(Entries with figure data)
--------------------

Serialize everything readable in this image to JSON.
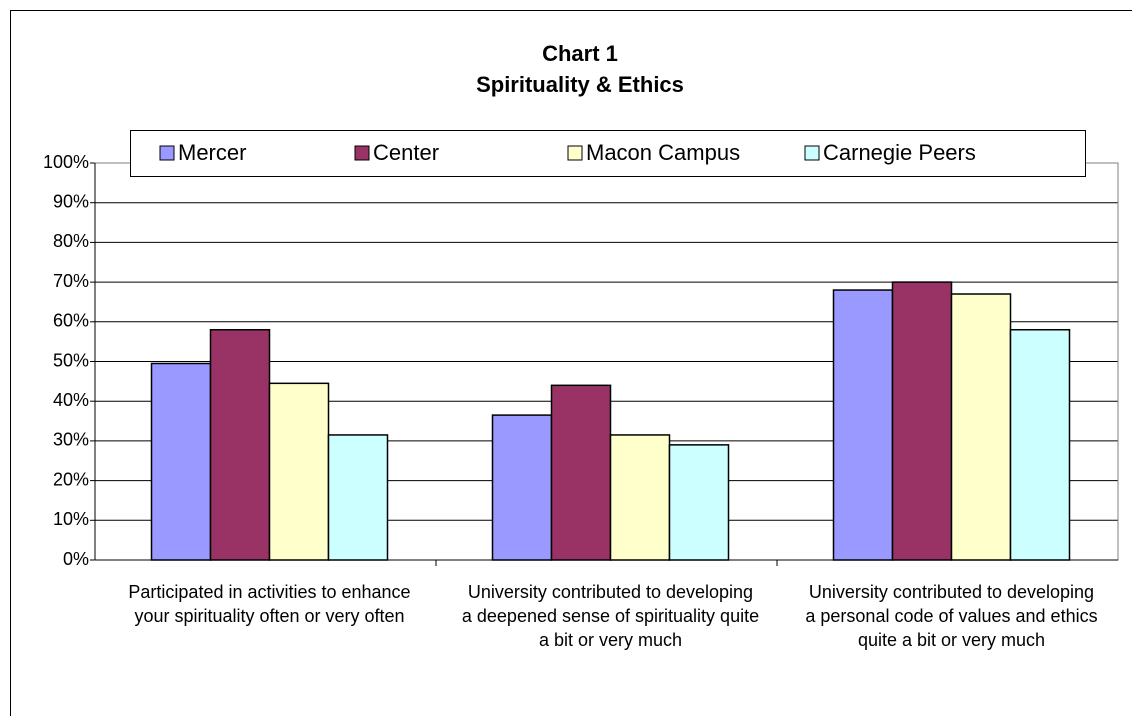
{
  "chart_data": {
    "type": "bar",
    "title": "Chart 1",
    "subtitle": "Spirituality & Ethics",
    "categories": [
      "Participated in activities to enhance your spirituality often or very often",
      "University contributed to developing a deepened sense of spirituality quite a bit or very much",
      "University contributed to developing a personal code of values and ethics quite a bit or very much"
    ],
    "series": [
      {
        "name": "Mercer",
        "color": "#9999ff",
        "values": [
          49.5,
          36.5,
          68
        ]
      },
      {
        "name": "Center",
        "color": "#993366",
        "values": [
          58,
          44,
          70
        ]
      },
      {
        "name": "Macon Campus",
        "color": "#ffffcc",
        "values": [
          44.5,
          31.5,
          67
        ]
      },
      {
        "name": "Carnegie Peers",
        "color": "#ccffff",
        "values": [
          31.5,
          29,
          58
        ]
      }
    ],
    "ylim": [
      0,
      100
    ],
    "yticks": [
      {
        "value": 0,
        "label": "0%"
      },
      {
        "value": 10,
        "label": "10%"
      },
      {
        "value": 20,
        "label": "20%"
      },
      {
        "value": 30,
        "label": "30%"
      },
      {
        "value": 40,
        "label": "40%"
      },
      {
        "value": 50,
        "label": "50%"
      },
      {
        "value": 60,
        "label": "60%"
      },
      {
        "value": 70,
        "label": "70%"
      },
      {
        "value": 80,
        "label": "80%"
      },
      {
        "value": 90,
        "label": "90%"
      },
      {
        "value": 100,
        "label": "100%"
      }
    ],
    "grid": true,
    "legend": "top"
  }
}
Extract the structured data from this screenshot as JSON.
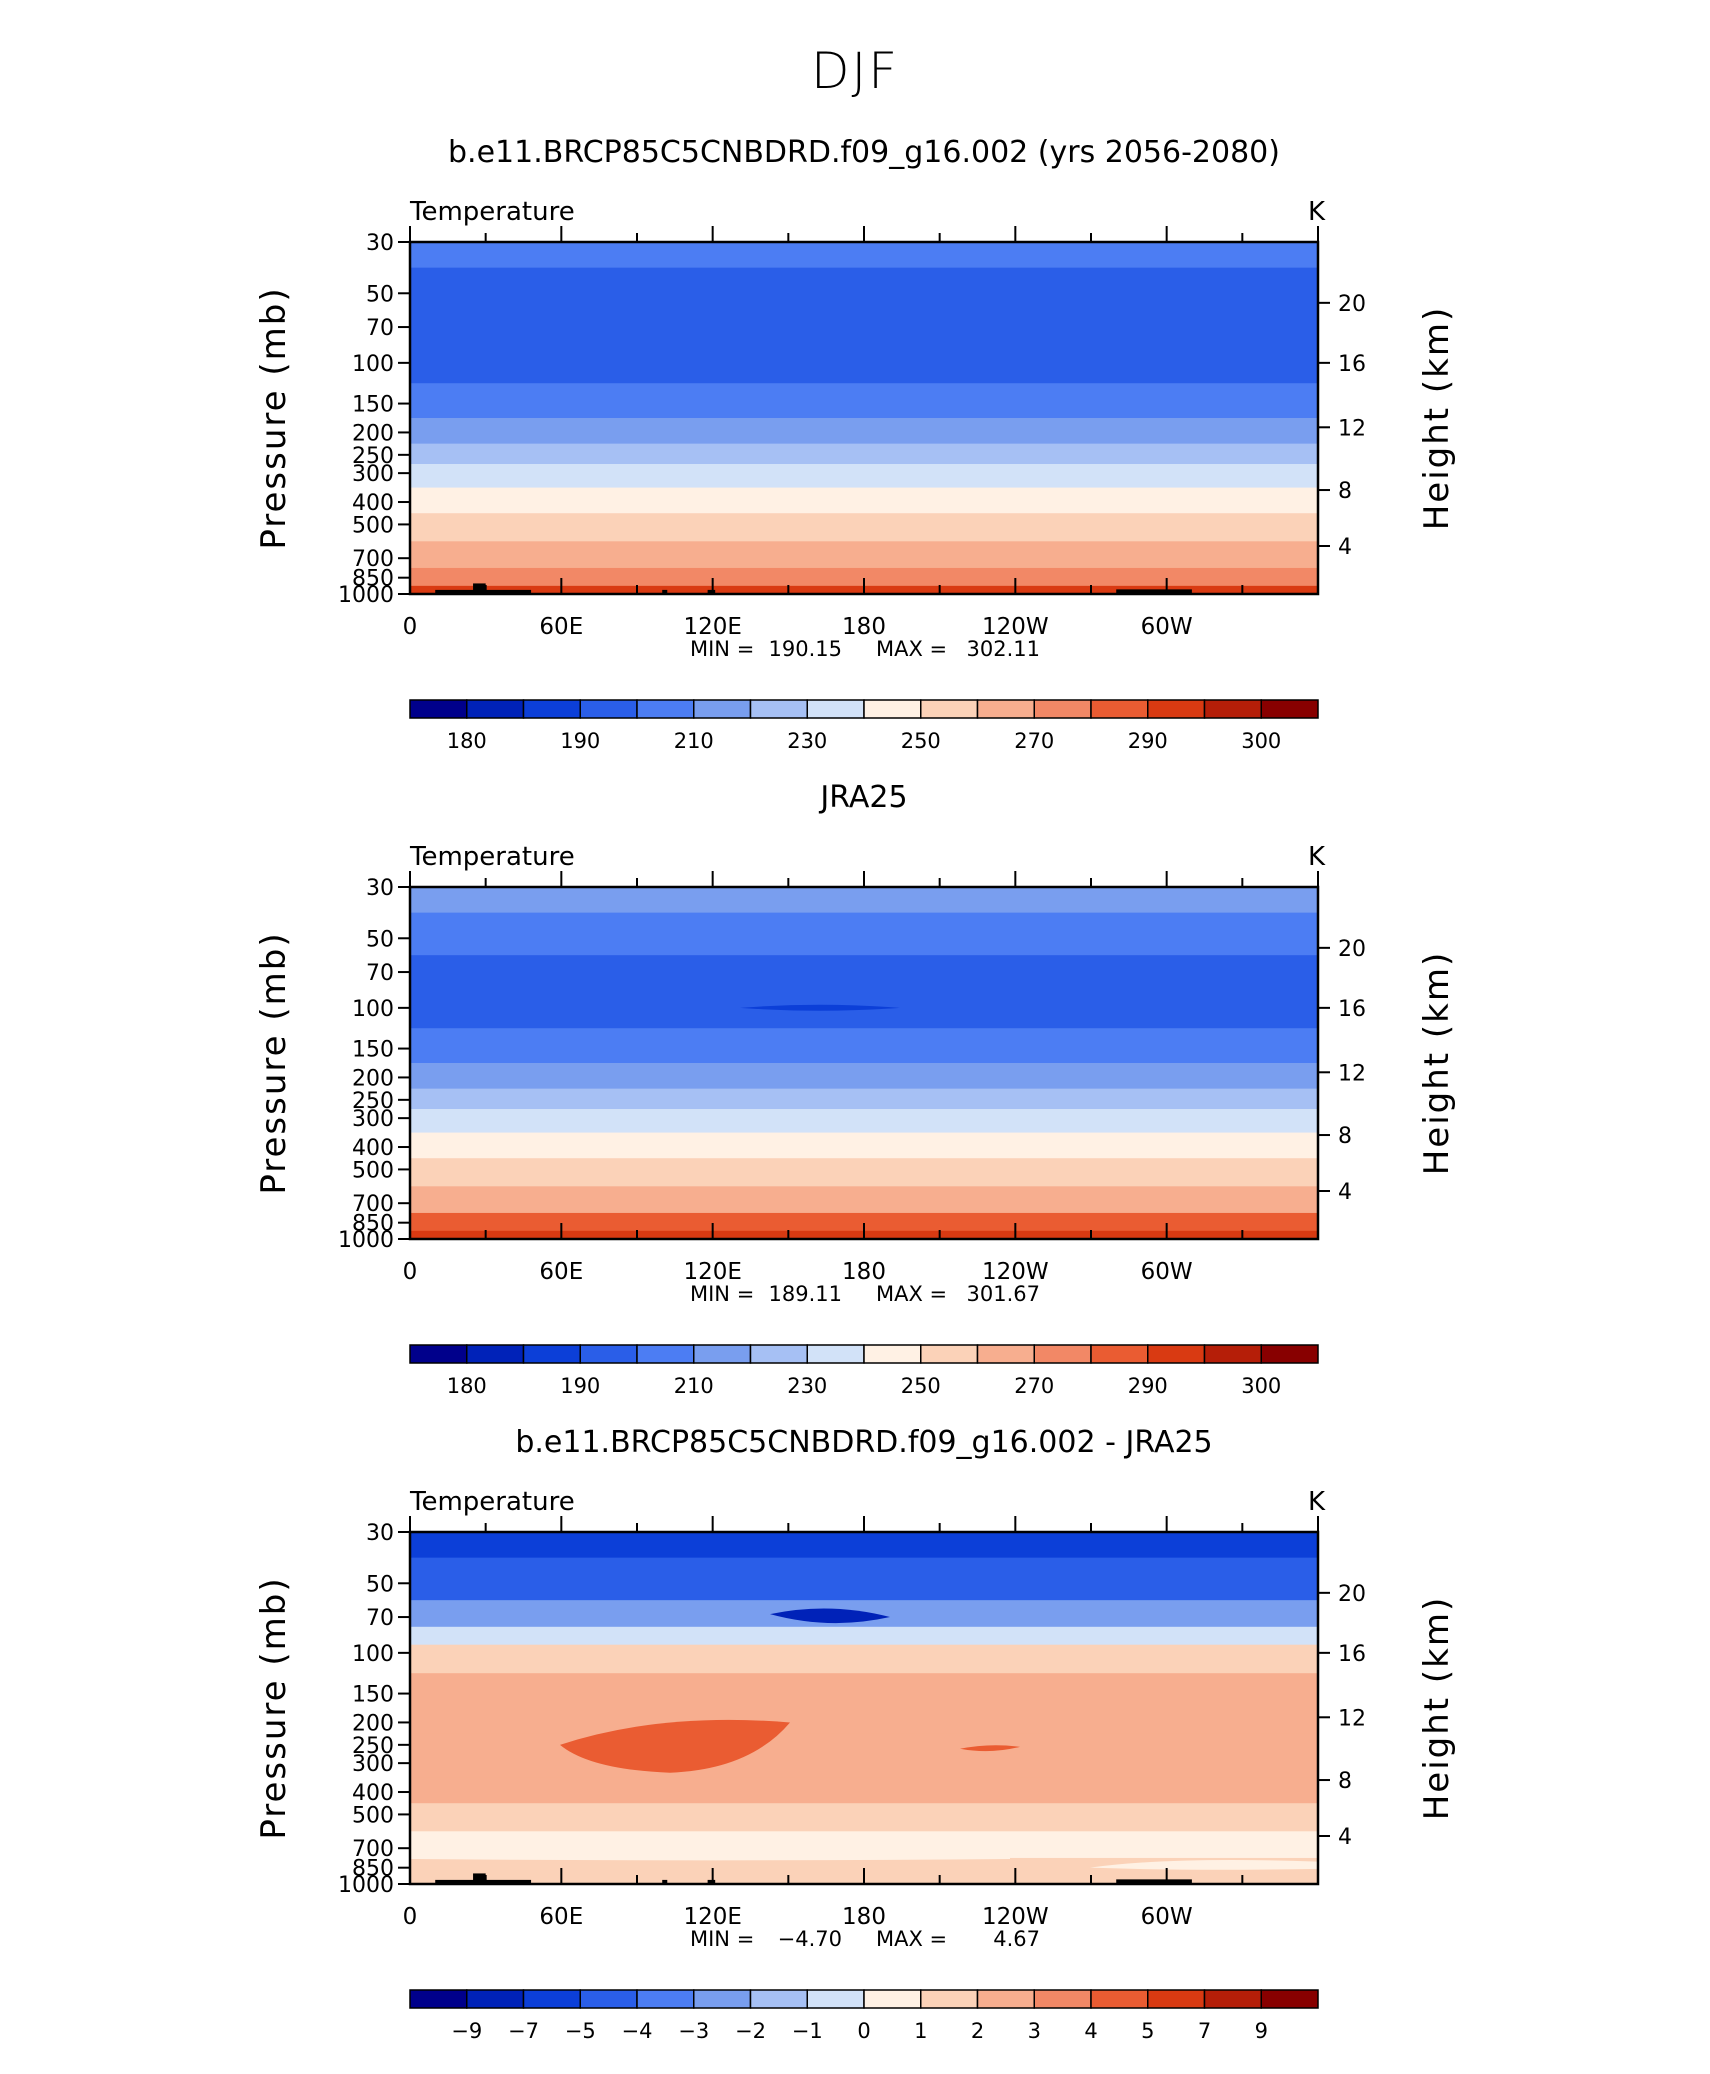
{
  "main_title": "DJF",
  "colors": {
    "axis": "#000000",
    "land": "#000000",
    "temp_levels": [
      "#00008b",
      "#0022b8",
      "#0c3fd8",
      "#2a5ee8",
      "#4c7df3",
      "#799eef",
      "#a6c0f4",
      "#d2e2f8",
      "#fff1e4",
      "#fbd2b8",
      "#f7ae8f",
      "#f28866",
      "#ea5c32",
      "#d93a12",
      "#b51e08",
      "#880000"
    ],
    "diff_levels": [
      "#00008b",
      "#0022b8",
      "#0c3fd8",
      "#2a5ee8",
      "#4c7df3",
      "#799eef",
      "#a6c0f4",
      "#d2e2f8",
      "#fff1e4",
      "#fbd2b8",
      "#f7ae8f",
      "#f28866",
      "#ea5c32",
      "#d93a12",
      "#b51e08",
      "#880000"
    ]
  },
  "chart_data": [
    {
      "type": "heatmap",
      "title": "b.e11.BRCP85C5CNBDRD.f09_g16.002 (yrs 2056-2080)",
      "variable": "Temperature",
      "units": "K",
      "ylabel": "Pressure (mb)",
      "y2label": "Height (km)",
      "x_ticks": [
        "0",
        "60E",
        "120E",
        "180",
        "120W",
        "60W"
      ],
      "x_tick_lons": [
        0,
        60,
        120,
        180,
        240,
        300
      ],
      "xlim": [
        0,
        360
      ],
      "p_ticks": [
        "30",
        "50",
        "70",
        "100",
        "150",
        "200",
        "250",
        "300",
        "400",
        "500",
        "700",
        "850",
        "1000"
      ],
      "h_ticks": [
        "20",
        "16",
        "12",
        "8",
        "4"
      ],
      "stats": {
        "min_label": "MIN =",
        "min": "190.15",
        "max_label": "MAX =",
        "max": "302.11"
      },
      "colorbar_labels": [
        "180",
        "190",
        "210",
        "230",
        "250",
        "270",
        "290",
        "300"
      ],
      "layers": [
        {
          "p": 30,
          "level": 4
        },
        {
          "p": 50,
          "level": 3
        },
        {
          "p": 70,
          "level": 3
        },
        {
          "p": 100,
          "level": 3
        },
        {
          "p": 150,
          "level": 4
        },
        {
          "p": 200,
          "level": 5
        },
        {
          "p": 250,
          "level": 6
        },
        {
          "p": 300,
          "level": 7
        },
        {
          "p": 400,
          "level": 8
        },
        {
          "p": 500,
          "level": 9
        },
        {
          "p": 700,
          "level": 10
        },
        {
          "p": 850,
          "level": 11
        },
        {
          "p": 1000,
          "level": 13
        }
      ]
    },
    {
      "type": "heatmap",
      "title": "JRA25",
      "variable": "Temperature",
      "units": "K",
      "ylabel": "Pressure (mb)",
      "y2label": "Height (km)",
      "x_ticks": [
        "0",
        "60E",
        "120E",
        "180",
        "120W",
        "60W"
      ],
      "x_tick_lons": [
        0,
        60,
        120,
        180,
        240,
        300
      ],
      "xlim": [
        0,
        360
      ],
      "p_ticks": [
        "30",
        "50",
        "70",
        "100",
        "150",
        "200",
        "250",
        "300",
        "400",
        "500",
        "700",
        "850",
        "1000"
      ],
      "h_ticks": [
        "20",
        "16",
        "12",
        "8",
        "4"
      ],
      "stats": {
        "min_label": "MIN =",
        "min": "189.11",
        "max_label": "MAX =",
        "max": "301.67"
      },
      "colorbar_labels": [
        "180",
        "190",
        "210",
        "230",
        "250",
        "270",
        "290",
        "300"
      ],
      "layers": [
        {
          "p": 30,
          "level": 5
        },
        {
          "p": 50,
          "level": 4
        },
        {
          "p": 70,
          "level": 3
        },
        {
          "p": 100,
          "level": 3
        },
        {
          "p": 150,
          "level": 4
        },
        {
          "p": 200,
          "level": 5
        },
        {
          "p": 250,
          "level": 6
        },
        {
          "p": 300,
          "level": 7
        },
        {
          "p": 400,
          "level": 8
        },
        {
          "p": 500,
          "level": 9
        },
        {
          "p": 700,
          "level": 10
        },
        {
          "p": 850,
          "level": 12
        },
        {
          "p": 1000,
          "level": 13
        }
      ]
    },
    {
      "type": "heatmap",
      "title": "b.e11.BRCP85C5CNBDRD.f09_g16.002 - JRA25",
      "variable": "Temperature",
      "units": "K",
      "ylabel": "Pressure (mb)",
      "y2label": "Height (km)",
      "x_ticks": [
        "0",
        "60E",
        "120E",
        "180",
        "120W",
        "60W"
      ],
      "x_tick_lons": [
        0,
        60,
        120,
        180,
        240,
        300
      ],
      "xlim": [
        0,
        360
      ],
      "p_ticks": [
        "30",
        "50",
        "70",
        "100",
        "150",
        "200",
        "250",
        "300",
        "400",
        "500",
        "700",
        "850",
        "1000"
      ],
      "h_ticks": [
        "20",
        "16",
        "12",
        "8",
        "4"
      ],
      "stats": {
        "min_label": "MIN =",
        "min": "−4.70",
        "max_label": "MAX =",
        "max": "4.67"
      },
      "colorbar_labels": [
        "−9",
        "−7",
        "−5",
        "−4",
        "−3",
        "−2",
        "−1",
        "0",
        "1",
        "2",
        "3",
        "4",
        "5",
        "7",
        "9"
      ],
      "layers": [
        {
          "p": 30,
          "level": 2
        },
        {
          "p": 50,
          "level": 3
        },
        {
          "p": 70,
          "level": 5
        },
        {
          "p": 85,
          "level": 7
        },
        {
          "p": 100,
          "level": 9
        },
        {
          "p": 150,
          "level": 10
        },
        {
          "p": 200,
          "level": 10
        },
        {
          "p": 250,
          "level": 10
        },
        {
          "p": 300,
          "level": 10
        },
        {
          "p": 400,
          "level": 10
        },
        {
          "p": 500,
          "level": 9
        },
        {
          "p": 700,
          "level": 8
        },
        {
          "p": 850,
          "level": 9
        },
        {
          "p": 1000,
          "level": 9
        }
      ]
    }
  ]
}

--------------------

-- Written request --
Work through the records above line by line and count those that hold the string "this". Give only the result.

-- Output of the exercise --
2